**The problem:**
Return each line holding the string "Mitte".

+-------+

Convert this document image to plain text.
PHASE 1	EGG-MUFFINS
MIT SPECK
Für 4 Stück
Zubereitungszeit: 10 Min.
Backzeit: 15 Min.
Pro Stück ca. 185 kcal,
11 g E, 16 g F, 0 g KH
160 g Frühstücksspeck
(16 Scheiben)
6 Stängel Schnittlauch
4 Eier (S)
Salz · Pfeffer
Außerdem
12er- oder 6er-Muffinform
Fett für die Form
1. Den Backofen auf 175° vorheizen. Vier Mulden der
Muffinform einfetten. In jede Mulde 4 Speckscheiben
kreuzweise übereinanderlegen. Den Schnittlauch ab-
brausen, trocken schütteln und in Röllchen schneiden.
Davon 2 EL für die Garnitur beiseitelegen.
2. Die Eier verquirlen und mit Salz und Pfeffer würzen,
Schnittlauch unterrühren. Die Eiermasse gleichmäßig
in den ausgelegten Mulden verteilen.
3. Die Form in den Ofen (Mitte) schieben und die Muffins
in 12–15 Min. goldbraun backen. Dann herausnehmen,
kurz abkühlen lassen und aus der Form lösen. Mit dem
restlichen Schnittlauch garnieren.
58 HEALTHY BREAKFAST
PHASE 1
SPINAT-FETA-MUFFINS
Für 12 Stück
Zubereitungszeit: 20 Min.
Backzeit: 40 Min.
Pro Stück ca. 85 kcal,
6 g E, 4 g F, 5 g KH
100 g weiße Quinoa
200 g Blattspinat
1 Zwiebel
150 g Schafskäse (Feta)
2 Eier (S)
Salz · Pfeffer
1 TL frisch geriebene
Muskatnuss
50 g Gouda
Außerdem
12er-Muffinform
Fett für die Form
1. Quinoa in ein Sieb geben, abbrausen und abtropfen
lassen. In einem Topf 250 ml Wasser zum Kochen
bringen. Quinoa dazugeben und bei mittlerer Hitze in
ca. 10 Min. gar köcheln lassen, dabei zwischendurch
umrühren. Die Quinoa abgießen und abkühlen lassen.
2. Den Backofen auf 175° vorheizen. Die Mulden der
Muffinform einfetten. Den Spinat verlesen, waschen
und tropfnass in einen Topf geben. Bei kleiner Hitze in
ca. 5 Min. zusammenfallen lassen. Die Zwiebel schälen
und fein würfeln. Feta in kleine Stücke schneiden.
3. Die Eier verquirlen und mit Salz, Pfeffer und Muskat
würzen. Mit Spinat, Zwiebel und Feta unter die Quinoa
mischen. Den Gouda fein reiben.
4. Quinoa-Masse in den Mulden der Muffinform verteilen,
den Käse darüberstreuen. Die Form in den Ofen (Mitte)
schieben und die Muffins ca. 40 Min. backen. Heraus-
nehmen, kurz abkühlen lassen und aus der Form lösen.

+-------+

**Full solution:**
3. Die Form in den Ofen (Mitte) schieben und die Muffins
den Käse darüberstreuen. Die Form in den Ofen (Mitte)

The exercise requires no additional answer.